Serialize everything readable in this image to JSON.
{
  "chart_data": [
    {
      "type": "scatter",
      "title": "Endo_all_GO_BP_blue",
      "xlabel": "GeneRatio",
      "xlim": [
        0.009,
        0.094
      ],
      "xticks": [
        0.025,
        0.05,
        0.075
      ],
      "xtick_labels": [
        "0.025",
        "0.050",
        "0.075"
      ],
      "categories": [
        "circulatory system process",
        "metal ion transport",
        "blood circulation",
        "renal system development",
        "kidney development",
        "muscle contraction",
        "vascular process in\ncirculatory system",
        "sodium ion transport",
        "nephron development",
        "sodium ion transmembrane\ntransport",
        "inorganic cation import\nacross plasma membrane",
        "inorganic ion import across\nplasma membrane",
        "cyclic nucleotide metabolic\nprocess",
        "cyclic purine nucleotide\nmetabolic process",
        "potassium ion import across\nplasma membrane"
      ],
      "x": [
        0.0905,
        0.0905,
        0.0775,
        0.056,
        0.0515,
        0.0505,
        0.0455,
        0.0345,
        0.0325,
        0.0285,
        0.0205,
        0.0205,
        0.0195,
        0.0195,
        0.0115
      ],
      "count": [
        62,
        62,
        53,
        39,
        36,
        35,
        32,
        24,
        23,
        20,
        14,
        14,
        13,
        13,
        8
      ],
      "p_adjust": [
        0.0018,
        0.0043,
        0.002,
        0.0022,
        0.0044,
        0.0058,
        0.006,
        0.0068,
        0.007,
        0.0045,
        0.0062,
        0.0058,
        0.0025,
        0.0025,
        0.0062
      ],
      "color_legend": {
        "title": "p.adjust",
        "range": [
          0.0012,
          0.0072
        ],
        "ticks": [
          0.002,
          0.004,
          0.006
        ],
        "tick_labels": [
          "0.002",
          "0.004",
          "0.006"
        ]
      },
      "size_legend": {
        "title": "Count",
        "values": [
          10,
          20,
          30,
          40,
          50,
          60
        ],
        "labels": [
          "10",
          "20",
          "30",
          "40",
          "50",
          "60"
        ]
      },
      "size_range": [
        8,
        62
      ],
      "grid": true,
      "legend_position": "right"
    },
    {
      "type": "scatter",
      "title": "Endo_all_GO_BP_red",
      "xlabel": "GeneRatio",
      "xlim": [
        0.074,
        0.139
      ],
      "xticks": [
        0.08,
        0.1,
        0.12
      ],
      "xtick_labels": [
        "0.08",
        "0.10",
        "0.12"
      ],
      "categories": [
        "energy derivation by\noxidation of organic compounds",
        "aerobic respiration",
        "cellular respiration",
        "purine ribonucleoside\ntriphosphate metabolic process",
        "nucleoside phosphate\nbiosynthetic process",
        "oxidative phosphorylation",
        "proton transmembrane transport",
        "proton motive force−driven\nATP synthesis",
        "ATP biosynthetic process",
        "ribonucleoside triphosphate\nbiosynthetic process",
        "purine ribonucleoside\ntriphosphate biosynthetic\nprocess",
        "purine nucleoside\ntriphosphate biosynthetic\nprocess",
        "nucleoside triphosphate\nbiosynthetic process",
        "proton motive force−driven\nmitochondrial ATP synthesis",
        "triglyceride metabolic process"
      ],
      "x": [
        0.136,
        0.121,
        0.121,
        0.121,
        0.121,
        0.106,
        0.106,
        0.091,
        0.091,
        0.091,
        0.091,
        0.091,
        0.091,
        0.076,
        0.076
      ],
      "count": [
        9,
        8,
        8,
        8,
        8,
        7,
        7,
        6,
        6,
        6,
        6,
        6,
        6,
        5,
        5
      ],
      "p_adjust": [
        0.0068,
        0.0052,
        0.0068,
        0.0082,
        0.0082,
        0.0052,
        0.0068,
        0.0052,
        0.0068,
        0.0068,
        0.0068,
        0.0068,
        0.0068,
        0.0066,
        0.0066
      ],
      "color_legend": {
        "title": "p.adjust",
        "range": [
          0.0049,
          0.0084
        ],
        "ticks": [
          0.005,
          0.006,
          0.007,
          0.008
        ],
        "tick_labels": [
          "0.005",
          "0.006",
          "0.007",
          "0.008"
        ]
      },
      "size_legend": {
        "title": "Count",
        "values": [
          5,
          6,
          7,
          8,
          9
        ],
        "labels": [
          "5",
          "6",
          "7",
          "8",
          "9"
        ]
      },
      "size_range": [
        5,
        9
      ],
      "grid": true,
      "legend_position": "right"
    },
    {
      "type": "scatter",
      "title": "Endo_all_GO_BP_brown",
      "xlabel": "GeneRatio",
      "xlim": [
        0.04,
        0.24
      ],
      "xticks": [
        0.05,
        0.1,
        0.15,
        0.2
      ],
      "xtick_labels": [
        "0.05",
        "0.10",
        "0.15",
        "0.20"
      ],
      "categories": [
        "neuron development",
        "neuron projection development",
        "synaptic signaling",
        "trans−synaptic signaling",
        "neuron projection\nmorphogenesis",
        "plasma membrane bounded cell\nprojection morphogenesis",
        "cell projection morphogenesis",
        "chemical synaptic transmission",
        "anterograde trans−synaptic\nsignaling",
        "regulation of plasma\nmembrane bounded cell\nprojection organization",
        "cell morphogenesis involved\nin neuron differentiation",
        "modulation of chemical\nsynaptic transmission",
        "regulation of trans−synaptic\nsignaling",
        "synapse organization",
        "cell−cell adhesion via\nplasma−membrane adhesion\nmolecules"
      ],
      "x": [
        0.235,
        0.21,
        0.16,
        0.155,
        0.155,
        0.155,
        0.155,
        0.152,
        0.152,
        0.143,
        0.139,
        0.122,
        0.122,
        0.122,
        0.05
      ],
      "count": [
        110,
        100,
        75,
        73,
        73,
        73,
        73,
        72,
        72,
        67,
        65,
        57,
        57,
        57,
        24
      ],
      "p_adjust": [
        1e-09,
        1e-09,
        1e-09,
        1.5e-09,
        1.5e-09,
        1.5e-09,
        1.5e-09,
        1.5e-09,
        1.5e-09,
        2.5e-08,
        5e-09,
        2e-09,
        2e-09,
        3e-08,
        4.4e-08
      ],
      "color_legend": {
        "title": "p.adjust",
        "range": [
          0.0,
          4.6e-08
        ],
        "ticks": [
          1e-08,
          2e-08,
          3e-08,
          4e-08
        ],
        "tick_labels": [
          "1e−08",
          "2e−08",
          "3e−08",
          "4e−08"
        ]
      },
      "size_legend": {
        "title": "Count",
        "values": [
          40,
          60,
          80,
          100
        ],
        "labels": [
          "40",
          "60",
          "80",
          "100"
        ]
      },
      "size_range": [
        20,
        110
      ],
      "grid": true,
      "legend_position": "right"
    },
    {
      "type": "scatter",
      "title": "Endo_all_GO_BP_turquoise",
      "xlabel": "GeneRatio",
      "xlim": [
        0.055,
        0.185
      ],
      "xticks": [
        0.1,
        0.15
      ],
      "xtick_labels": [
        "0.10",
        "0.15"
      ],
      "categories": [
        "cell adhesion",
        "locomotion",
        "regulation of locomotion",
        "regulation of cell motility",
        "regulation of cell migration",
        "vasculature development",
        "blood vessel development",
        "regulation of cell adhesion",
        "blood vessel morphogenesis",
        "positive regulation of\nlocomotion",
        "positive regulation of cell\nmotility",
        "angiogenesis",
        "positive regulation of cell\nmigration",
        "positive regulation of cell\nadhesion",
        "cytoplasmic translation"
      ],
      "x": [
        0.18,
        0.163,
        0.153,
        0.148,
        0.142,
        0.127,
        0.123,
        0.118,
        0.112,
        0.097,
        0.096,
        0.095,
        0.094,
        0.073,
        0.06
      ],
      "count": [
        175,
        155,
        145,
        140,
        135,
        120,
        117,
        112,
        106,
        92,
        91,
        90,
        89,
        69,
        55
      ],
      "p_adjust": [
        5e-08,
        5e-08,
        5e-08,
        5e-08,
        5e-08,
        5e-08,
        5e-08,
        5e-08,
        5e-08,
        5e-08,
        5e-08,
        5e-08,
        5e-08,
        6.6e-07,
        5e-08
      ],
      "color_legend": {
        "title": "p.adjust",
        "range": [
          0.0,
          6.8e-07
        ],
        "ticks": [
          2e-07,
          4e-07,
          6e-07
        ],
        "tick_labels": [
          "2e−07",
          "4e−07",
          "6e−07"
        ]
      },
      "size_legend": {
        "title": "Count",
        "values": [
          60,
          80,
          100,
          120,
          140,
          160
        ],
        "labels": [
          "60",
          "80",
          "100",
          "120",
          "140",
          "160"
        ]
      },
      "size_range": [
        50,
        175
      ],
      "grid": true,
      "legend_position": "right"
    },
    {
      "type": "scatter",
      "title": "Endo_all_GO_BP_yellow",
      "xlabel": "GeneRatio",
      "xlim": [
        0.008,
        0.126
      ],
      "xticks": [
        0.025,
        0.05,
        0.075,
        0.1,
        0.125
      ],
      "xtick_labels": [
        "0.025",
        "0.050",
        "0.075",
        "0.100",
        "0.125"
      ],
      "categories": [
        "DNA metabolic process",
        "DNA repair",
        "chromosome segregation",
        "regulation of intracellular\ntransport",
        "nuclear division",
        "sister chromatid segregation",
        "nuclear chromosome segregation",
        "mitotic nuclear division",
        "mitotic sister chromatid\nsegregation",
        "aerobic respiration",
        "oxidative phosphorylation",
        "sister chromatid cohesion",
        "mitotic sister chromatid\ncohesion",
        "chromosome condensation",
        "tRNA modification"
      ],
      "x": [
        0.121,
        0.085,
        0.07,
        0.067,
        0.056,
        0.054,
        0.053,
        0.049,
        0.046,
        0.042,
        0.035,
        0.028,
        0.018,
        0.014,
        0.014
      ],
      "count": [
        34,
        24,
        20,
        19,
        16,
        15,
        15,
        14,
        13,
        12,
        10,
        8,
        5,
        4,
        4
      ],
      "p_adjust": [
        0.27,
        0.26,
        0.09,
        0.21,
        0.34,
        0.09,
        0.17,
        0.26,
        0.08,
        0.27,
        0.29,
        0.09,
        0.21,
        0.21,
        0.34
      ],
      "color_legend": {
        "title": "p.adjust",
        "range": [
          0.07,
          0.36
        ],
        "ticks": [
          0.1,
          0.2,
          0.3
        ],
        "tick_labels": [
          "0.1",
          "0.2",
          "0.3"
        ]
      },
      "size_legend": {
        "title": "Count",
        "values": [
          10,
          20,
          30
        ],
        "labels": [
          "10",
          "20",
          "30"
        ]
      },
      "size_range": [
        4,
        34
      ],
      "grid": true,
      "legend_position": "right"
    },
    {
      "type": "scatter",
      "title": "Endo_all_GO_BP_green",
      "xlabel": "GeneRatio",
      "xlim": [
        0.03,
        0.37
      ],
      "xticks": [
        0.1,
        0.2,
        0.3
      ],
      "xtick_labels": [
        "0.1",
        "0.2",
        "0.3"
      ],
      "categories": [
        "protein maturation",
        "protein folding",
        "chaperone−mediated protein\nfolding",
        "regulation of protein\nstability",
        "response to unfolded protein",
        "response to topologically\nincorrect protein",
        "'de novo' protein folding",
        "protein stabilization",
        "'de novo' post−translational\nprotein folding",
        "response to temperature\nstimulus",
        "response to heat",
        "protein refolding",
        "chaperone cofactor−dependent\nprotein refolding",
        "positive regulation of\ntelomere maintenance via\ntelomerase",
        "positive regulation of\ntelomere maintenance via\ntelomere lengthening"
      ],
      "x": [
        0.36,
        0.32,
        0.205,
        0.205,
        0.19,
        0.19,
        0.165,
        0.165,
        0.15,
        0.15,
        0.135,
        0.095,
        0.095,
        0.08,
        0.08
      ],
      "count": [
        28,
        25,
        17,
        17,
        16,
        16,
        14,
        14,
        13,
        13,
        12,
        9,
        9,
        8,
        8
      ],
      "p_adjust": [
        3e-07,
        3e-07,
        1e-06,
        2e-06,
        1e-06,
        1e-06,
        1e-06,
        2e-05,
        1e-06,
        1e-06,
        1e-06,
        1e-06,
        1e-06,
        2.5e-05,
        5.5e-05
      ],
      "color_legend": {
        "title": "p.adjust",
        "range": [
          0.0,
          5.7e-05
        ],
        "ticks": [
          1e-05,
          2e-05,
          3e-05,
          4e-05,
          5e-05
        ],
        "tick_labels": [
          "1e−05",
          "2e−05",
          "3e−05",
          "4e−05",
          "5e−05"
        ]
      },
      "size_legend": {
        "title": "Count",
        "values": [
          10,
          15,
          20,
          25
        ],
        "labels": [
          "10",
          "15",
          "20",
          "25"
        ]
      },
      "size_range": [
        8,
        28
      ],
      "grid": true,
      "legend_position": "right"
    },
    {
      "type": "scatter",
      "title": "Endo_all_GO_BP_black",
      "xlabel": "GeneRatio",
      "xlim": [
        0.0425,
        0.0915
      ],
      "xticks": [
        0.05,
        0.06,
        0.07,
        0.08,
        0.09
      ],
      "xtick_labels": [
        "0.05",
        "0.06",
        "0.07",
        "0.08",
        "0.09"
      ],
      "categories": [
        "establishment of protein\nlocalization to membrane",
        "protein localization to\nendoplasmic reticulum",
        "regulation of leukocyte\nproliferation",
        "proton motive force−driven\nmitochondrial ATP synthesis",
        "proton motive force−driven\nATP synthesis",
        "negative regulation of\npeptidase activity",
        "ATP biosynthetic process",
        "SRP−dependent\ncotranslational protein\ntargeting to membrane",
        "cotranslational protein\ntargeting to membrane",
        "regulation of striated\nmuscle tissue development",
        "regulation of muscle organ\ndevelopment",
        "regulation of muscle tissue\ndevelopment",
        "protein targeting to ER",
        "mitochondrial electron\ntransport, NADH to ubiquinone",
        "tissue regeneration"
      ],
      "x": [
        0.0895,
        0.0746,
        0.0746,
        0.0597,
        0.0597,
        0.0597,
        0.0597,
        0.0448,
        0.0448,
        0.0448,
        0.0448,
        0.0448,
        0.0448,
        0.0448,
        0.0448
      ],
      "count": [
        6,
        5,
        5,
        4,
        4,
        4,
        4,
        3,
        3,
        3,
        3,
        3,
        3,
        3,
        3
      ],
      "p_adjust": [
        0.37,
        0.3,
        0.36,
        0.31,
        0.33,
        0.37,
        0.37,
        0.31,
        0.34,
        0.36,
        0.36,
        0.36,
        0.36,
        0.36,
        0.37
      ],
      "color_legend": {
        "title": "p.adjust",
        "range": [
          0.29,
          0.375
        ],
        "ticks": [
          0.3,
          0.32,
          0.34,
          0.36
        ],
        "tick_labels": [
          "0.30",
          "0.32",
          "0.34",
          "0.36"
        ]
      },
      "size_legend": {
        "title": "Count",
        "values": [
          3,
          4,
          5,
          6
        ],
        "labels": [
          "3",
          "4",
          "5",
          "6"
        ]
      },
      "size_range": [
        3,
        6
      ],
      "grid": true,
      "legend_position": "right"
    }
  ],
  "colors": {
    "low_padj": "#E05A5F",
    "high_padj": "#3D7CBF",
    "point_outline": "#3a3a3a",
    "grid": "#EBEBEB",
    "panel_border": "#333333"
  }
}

* * * * * * * * *

● Problem: Every line in the records above that contains the word "bounded" should be copied out.

● Task answer:
        "plasma membrane bounded cell\nprojection morphogenesis",
        "regulation of plasma\nmembrane bounded cell\nprojection organization",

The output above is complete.